▶ Task to carry out:
Select all lines with the string "Pore" in them, and copy those lines.

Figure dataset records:
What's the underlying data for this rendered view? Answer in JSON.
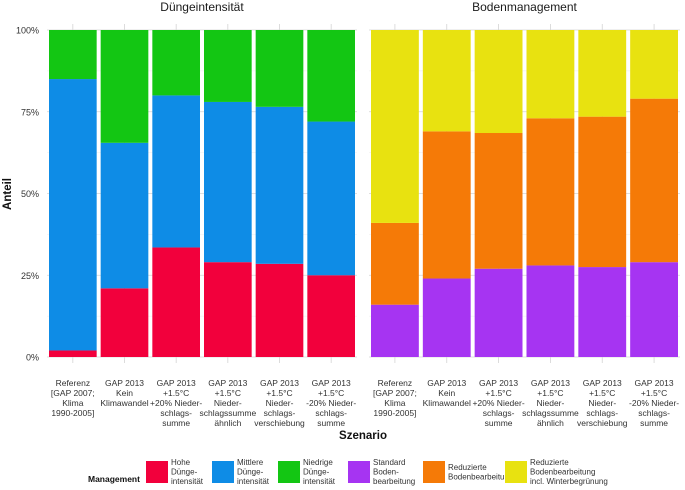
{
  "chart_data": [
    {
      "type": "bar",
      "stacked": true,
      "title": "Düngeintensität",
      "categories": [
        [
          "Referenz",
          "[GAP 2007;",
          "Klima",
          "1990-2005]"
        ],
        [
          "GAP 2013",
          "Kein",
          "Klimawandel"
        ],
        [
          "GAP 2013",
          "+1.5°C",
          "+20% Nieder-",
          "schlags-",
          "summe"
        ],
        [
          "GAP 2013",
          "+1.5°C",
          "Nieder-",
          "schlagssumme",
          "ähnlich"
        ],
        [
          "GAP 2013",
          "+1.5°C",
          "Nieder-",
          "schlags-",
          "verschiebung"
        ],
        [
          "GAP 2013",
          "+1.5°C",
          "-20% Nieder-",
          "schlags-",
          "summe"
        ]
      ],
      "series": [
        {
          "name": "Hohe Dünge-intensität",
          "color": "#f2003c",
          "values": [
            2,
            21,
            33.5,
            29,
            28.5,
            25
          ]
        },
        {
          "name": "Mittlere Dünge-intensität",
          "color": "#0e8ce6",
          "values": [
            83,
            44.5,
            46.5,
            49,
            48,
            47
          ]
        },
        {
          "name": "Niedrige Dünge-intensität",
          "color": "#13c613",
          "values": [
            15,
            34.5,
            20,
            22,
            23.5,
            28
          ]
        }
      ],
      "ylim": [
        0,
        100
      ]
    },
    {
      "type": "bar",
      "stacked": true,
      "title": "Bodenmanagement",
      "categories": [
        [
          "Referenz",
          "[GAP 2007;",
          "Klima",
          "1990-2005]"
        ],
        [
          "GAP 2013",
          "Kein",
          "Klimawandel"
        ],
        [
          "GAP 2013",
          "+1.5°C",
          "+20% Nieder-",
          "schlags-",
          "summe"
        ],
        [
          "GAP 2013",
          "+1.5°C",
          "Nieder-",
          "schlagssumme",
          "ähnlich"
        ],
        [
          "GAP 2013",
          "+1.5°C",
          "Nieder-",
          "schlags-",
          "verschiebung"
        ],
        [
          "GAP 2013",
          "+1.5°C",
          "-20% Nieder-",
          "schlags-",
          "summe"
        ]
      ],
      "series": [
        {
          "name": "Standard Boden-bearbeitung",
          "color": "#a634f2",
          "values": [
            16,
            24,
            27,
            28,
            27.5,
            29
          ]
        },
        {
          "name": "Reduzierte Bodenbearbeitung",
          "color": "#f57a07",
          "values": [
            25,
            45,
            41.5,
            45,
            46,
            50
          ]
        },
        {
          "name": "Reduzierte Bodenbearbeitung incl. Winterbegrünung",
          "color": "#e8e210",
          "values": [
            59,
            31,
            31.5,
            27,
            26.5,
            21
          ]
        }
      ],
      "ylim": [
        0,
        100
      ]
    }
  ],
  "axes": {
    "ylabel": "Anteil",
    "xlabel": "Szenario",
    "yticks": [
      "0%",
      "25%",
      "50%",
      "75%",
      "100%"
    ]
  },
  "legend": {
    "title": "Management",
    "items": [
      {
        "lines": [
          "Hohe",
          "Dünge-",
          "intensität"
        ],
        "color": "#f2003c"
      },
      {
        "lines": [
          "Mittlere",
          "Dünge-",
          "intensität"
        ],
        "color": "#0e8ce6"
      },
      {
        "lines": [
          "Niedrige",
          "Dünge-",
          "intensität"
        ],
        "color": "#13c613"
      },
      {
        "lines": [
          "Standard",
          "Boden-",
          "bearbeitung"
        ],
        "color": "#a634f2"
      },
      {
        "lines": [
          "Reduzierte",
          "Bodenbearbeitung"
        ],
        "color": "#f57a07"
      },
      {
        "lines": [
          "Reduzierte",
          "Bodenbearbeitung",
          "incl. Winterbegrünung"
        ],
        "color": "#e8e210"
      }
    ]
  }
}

...

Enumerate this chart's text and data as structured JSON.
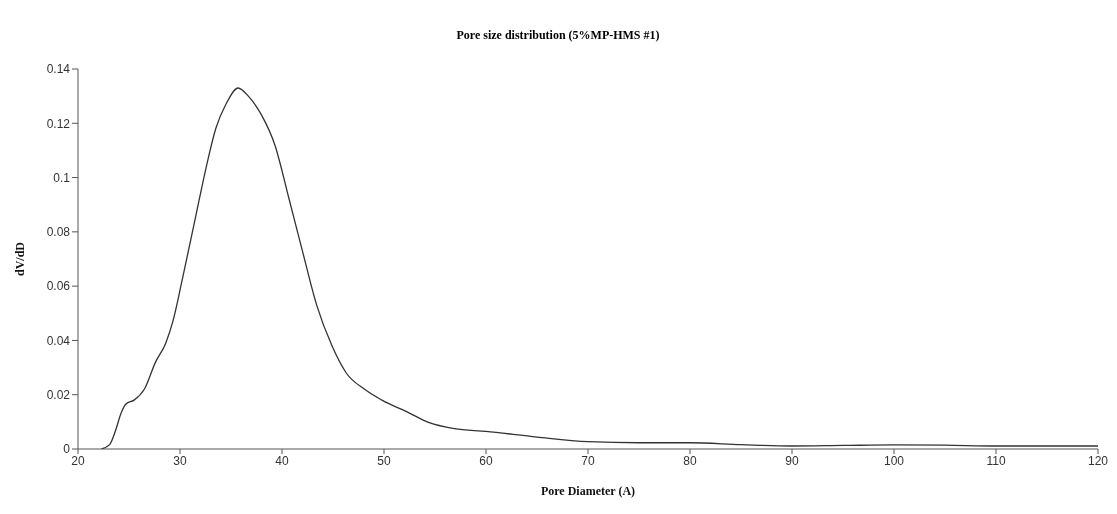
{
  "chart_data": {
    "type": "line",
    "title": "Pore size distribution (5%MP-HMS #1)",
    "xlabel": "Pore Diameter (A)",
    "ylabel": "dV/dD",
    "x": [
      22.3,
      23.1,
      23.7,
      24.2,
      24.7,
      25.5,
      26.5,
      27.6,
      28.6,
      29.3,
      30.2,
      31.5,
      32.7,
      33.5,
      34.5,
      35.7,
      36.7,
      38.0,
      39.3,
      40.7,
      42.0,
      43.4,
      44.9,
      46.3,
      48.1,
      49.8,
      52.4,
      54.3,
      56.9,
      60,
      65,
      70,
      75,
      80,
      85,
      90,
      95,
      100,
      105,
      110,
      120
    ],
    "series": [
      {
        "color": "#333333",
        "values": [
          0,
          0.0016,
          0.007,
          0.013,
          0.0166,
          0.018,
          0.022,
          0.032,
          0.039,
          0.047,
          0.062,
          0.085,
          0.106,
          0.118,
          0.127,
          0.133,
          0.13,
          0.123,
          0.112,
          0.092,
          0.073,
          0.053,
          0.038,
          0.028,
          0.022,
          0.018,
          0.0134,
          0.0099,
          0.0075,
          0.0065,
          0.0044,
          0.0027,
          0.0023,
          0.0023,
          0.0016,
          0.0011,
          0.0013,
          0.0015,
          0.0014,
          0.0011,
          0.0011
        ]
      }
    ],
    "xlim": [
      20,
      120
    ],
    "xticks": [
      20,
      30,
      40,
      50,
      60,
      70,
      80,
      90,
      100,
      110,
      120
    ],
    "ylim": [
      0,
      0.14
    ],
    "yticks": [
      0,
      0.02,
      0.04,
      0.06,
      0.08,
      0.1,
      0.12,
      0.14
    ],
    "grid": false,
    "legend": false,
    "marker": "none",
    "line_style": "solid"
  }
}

▶ Solution for this exercise:
    "title": "Pore size distribution (5%MP-HMS #1)",
    "xlabel": "Pore Diameter (A)",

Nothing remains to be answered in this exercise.